**Document extract:**

>> Start

Constructing Apache NiFi Clusters on Kubernetes

Introduction

Clustering is a core capability of Apache NiFi. Clustered deployments support centralized configuration and distributed processing. NiFi 1.0.0 introduced clustering based on Apache ZooKeeper for coordinated leader election and shared state tracking. Among the many technical advances in NiFi 2.0.0, clustering based on Kubernetes capabilities provides a native foundation for scalable data pipeline deployments. Kubernetes clustering unlocks better monitoring strategies, optimized resource allocation, and streamlined configuration. In addition to service coordination, robust NiFi cluster deployments on Kubernetes also require storage provisioning, certificate management, access control, and ingress configuration. Understanding both the foundational features and the supporting infrastructure for NiFi clustering on Kubernetes is essential to deploying resilient data processing solutions.

>> End

**Data supplied:**
>> Start

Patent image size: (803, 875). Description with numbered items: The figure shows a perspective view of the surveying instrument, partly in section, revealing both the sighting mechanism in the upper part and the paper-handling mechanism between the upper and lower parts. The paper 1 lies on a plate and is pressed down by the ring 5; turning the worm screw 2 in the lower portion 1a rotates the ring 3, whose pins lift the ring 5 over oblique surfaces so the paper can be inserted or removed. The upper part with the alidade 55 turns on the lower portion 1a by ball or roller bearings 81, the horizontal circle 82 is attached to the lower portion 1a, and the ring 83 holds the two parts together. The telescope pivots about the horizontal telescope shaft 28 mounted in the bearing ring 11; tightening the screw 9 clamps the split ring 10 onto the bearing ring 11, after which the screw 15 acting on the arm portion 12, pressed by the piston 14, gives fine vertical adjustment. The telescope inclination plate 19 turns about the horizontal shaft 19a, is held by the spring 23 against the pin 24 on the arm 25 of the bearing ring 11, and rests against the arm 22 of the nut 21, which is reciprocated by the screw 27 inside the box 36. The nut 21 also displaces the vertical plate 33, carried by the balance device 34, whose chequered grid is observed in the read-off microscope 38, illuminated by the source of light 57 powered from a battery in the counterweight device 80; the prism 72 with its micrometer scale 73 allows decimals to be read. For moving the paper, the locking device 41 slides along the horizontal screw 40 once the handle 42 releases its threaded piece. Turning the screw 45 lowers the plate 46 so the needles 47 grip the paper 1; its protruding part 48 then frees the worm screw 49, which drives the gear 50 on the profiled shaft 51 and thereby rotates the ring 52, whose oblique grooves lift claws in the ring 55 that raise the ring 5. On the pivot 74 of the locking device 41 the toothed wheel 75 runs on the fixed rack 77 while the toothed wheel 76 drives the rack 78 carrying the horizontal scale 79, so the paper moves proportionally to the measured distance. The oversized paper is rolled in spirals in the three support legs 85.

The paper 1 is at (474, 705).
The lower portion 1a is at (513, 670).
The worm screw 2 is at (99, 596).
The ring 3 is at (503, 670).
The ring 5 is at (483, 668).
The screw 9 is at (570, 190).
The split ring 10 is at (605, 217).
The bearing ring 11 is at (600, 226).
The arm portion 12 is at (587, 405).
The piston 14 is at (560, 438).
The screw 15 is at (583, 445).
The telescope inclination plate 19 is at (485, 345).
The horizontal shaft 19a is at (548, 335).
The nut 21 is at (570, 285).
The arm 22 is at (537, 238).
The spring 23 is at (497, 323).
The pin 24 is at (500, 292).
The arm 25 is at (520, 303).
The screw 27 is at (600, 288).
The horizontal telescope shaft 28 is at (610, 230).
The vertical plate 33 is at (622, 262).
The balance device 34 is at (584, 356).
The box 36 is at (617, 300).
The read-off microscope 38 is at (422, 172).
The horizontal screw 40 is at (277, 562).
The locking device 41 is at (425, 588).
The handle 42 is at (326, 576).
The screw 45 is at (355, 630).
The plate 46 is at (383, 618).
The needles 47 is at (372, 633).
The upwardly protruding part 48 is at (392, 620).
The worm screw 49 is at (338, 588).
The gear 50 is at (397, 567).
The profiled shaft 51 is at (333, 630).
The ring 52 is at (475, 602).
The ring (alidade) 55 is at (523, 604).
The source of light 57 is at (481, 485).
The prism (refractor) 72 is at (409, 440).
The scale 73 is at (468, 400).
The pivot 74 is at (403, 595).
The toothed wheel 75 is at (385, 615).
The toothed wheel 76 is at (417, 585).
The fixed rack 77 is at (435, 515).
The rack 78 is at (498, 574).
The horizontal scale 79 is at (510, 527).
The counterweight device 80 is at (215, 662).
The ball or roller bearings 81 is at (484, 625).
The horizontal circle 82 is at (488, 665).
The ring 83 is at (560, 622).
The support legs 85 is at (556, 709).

>> End

**Exercise set:**
- A) In the introduction on Apache NiFi clusters, which NiFi version introduced clustering based on Apache ZooKeeper?
- B) Translate this sentence from the introduction on Apache NiFi clusters into German: "Clustered deployments support centralized configuration and distributed processing."
- C) Write out the passage of the introduction on Apache NiFi clusters between "Clustering is a" and "data processing solutions.", inclusive.

**Expected outputs:**
- A) NiFi 1.0.0

- B) Geclusterte Bereitstellungen unterstützen eine zentralisierte Konfiguration und eine verteilte Verarbeitung.

- C)
Clustering is a core capability of Apache NiFi. Clustered deployments support centralized configuration and distributed processing. NiFi 1.0.0 introduced clustering based on Apache ZooKeeper for coordinated leader election and shared state tracking. Among the many technical advances in NiFi 2.0.0, clustering based on Kubernetes capabilities provides a native foundation for scalable data pipeline deployments. Kubernetes clustering unlocks better monitoring strategies, optimized resource allocation, and streamlined configuration. In addition to service coordination, robust NiFi cluster deployments on Kubernetes also require storage provisioning, certificate management, access control, and ingress configuration. Understanding both the foundational features and the supporting infrastructure for NiFi clustering on Kubernetes is essential to deploying resilient data processing solutions.